## Extracted entries:
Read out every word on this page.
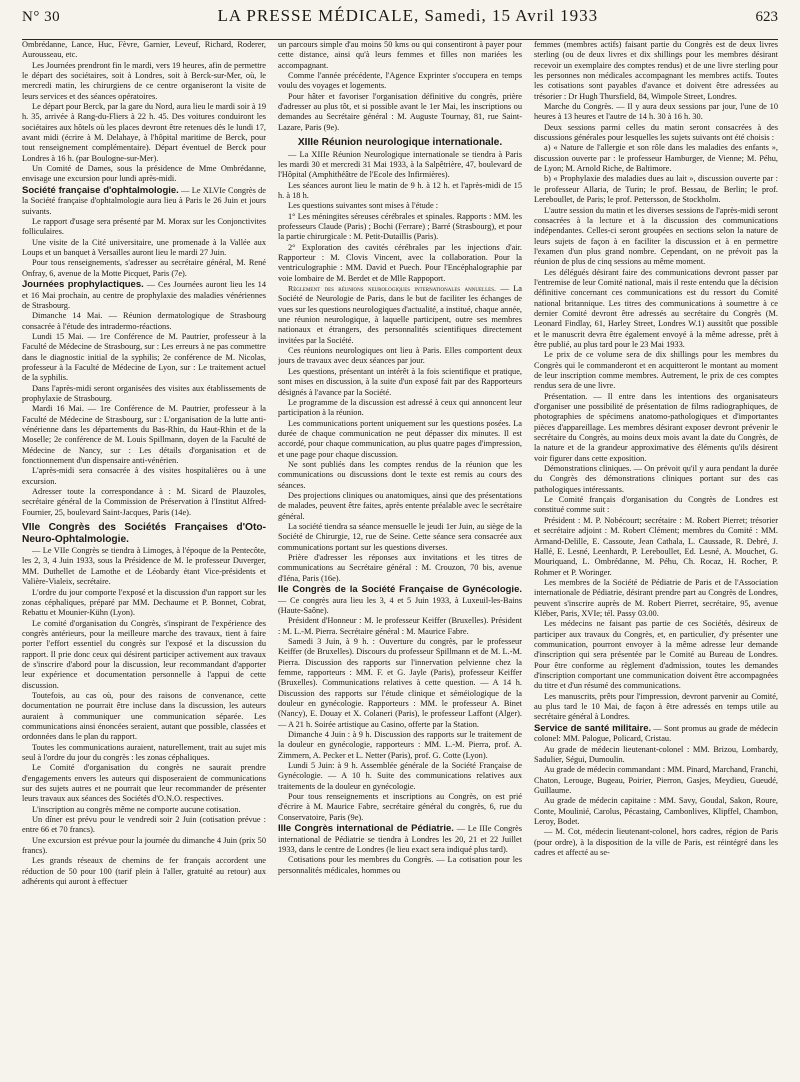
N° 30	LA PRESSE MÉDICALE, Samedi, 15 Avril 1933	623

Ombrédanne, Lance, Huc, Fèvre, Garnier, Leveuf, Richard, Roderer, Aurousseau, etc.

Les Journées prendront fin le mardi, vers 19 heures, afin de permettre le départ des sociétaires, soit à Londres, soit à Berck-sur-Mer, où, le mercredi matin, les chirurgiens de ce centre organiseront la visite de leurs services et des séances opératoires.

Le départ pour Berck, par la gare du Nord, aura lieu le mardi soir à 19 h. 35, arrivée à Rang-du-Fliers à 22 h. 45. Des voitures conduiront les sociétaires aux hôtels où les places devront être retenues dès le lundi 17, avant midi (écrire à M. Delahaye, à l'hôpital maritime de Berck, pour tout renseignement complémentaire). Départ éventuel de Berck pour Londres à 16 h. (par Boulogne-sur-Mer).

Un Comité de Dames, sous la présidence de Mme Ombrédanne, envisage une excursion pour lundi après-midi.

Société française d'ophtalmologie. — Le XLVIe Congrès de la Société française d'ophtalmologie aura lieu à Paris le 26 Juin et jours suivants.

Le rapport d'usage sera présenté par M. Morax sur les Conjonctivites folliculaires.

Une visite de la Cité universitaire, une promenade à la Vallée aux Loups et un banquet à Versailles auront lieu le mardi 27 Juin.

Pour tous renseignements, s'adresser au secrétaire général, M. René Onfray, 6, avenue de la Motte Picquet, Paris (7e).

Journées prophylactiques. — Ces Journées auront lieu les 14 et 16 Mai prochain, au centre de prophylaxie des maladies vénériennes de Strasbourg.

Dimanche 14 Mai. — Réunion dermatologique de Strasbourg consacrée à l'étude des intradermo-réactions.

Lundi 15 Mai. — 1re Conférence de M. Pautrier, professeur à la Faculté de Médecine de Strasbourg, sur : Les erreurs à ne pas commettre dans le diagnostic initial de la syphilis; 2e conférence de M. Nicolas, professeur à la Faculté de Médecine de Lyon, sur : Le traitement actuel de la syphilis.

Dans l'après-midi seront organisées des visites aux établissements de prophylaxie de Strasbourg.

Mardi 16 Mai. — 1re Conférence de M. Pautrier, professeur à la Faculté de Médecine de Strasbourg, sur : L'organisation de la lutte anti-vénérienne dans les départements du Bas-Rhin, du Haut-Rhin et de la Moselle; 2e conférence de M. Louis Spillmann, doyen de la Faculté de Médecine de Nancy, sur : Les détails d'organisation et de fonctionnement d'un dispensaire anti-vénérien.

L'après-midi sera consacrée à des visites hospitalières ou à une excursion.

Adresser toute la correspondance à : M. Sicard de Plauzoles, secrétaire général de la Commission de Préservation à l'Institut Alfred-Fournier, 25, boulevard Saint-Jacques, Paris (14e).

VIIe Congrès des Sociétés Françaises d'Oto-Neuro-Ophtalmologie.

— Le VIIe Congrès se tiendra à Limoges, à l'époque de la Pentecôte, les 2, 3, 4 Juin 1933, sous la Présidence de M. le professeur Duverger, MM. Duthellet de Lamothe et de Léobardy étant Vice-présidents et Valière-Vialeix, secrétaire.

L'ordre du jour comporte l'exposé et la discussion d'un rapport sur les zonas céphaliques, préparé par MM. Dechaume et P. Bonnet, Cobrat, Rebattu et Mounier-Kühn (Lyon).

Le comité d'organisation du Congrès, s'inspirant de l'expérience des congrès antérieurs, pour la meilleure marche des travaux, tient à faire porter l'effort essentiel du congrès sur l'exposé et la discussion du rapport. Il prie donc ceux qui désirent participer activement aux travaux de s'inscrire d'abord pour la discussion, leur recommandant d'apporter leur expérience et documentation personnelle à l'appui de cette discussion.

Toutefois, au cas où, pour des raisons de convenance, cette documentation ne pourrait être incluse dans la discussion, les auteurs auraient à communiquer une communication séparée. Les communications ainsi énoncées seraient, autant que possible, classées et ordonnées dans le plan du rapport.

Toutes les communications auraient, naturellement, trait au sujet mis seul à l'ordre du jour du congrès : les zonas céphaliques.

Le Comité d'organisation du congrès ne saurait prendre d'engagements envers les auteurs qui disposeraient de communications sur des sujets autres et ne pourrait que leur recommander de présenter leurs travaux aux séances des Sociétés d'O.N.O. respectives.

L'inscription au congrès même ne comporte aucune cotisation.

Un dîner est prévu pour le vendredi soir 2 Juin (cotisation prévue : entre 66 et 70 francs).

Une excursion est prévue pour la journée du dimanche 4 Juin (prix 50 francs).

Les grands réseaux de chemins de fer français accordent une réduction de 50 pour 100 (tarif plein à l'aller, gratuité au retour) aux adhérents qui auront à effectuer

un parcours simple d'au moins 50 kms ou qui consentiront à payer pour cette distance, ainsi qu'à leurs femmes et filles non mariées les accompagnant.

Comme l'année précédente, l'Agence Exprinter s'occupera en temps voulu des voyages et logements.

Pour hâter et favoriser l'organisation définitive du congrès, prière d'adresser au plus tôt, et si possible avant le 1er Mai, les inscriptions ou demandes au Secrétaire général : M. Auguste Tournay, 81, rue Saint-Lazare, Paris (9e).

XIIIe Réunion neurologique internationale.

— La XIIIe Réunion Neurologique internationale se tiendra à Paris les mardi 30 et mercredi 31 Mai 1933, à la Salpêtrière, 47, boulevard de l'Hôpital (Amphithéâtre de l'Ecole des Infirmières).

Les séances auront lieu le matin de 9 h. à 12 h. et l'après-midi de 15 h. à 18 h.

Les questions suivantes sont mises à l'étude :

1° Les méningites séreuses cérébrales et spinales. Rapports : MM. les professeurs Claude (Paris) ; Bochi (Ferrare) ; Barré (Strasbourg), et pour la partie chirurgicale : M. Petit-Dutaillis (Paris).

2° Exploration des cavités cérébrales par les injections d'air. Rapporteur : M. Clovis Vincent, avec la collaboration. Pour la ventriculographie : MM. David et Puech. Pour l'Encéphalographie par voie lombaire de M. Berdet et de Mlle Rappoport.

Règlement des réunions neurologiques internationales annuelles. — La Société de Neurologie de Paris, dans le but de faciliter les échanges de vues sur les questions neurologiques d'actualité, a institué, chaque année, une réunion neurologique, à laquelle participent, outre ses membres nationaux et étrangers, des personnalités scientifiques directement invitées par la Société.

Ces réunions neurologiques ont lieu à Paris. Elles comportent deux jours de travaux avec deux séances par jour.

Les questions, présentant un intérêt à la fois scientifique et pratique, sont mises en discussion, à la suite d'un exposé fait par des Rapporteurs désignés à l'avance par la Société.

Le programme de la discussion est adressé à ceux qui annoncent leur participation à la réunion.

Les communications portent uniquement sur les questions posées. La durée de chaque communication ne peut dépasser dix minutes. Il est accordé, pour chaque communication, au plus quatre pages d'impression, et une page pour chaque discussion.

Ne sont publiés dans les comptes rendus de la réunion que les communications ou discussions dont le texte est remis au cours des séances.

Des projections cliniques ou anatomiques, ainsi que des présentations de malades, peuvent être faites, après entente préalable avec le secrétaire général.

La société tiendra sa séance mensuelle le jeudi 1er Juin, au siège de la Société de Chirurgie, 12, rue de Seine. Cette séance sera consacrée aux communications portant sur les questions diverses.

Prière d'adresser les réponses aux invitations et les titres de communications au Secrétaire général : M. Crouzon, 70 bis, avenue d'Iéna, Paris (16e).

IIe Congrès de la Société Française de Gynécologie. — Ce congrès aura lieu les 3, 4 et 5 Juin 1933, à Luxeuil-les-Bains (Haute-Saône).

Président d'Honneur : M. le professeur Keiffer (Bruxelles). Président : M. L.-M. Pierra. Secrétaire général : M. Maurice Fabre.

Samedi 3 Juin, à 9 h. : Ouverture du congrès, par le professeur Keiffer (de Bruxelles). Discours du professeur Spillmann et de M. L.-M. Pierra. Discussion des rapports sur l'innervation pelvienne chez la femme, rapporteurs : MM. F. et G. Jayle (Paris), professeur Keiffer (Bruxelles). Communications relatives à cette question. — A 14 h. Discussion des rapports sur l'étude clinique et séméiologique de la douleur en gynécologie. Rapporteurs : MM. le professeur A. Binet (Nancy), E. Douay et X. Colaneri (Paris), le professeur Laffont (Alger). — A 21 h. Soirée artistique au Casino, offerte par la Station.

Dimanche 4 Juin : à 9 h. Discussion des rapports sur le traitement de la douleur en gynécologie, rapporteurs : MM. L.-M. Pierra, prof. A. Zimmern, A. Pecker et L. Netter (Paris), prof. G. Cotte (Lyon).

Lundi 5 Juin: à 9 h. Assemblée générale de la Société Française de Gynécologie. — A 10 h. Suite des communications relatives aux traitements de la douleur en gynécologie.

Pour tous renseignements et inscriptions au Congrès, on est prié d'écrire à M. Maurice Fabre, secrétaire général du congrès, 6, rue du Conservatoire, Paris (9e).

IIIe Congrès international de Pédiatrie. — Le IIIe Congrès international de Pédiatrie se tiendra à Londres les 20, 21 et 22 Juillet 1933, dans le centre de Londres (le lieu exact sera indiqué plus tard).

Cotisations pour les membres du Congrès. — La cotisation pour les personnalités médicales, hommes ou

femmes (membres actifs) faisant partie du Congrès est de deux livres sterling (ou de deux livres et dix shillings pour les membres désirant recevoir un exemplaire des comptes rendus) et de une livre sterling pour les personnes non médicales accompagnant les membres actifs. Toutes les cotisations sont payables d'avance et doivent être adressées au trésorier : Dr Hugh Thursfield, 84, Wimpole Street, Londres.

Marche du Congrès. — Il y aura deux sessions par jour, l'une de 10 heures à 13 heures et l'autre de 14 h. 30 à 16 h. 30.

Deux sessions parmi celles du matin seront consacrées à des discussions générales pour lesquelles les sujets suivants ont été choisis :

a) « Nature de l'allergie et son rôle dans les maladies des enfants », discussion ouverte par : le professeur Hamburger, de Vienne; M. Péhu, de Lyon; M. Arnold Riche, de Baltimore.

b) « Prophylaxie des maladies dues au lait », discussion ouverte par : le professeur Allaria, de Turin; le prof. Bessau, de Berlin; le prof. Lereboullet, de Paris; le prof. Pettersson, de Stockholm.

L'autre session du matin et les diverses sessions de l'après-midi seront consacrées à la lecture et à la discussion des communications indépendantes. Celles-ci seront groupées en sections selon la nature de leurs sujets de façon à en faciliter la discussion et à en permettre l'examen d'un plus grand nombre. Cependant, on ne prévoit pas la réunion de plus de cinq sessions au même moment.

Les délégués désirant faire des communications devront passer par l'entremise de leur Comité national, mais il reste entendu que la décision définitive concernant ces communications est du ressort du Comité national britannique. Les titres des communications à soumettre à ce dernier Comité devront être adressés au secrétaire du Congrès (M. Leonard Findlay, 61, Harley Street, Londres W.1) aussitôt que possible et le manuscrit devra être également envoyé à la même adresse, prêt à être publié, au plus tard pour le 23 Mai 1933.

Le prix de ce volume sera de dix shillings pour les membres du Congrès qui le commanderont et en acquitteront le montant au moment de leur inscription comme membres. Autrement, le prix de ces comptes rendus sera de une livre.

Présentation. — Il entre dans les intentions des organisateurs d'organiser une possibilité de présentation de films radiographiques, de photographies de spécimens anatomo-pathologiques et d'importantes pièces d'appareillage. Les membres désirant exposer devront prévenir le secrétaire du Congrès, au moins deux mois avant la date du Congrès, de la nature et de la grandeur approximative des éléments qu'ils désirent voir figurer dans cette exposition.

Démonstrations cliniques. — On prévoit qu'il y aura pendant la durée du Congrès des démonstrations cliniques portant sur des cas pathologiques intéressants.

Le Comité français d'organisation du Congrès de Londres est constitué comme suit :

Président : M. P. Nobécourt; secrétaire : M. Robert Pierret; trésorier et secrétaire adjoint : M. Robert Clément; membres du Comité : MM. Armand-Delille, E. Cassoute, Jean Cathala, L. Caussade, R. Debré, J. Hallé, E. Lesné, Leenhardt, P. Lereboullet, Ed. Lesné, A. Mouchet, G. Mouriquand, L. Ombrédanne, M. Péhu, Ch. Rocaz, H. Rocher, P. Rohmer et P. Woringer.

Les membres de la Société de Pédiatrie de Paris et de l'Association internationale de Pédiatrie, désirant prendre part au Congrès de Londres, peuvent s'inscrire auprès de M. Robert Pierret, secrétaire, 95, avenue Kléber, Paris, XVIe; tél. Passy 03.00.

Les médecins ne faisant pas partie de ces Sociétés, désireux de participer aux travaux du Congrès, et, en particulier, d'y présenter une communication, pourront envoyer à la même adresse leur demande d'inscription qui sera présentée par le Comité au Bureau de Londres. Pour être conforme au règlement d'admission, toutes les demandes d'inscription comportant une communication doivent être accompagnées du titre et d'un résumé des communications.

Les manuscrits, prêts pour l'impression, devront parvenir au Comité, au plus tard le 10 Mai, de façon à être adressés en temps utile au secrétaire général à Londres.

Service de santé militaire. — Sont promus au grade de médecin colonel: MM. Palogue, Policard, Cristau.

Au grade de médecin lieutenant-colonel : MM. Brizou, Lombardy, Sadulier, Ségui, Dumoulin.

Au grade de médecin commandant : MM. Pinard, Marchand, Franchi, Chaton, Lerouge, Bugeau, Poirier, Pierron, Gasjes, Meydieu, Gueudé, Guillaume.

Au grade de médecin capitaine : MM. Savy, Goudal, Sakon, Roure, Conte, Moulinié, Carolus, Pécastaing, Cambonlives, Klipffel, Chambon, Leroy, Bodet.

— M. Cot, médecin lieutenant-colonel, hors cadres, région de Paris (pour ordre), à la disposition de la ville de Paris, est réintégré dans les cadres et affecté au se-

## Task brief:
How many lines of these entries hold the string "Nancy"? Answer with the number alone.

## Answer:
2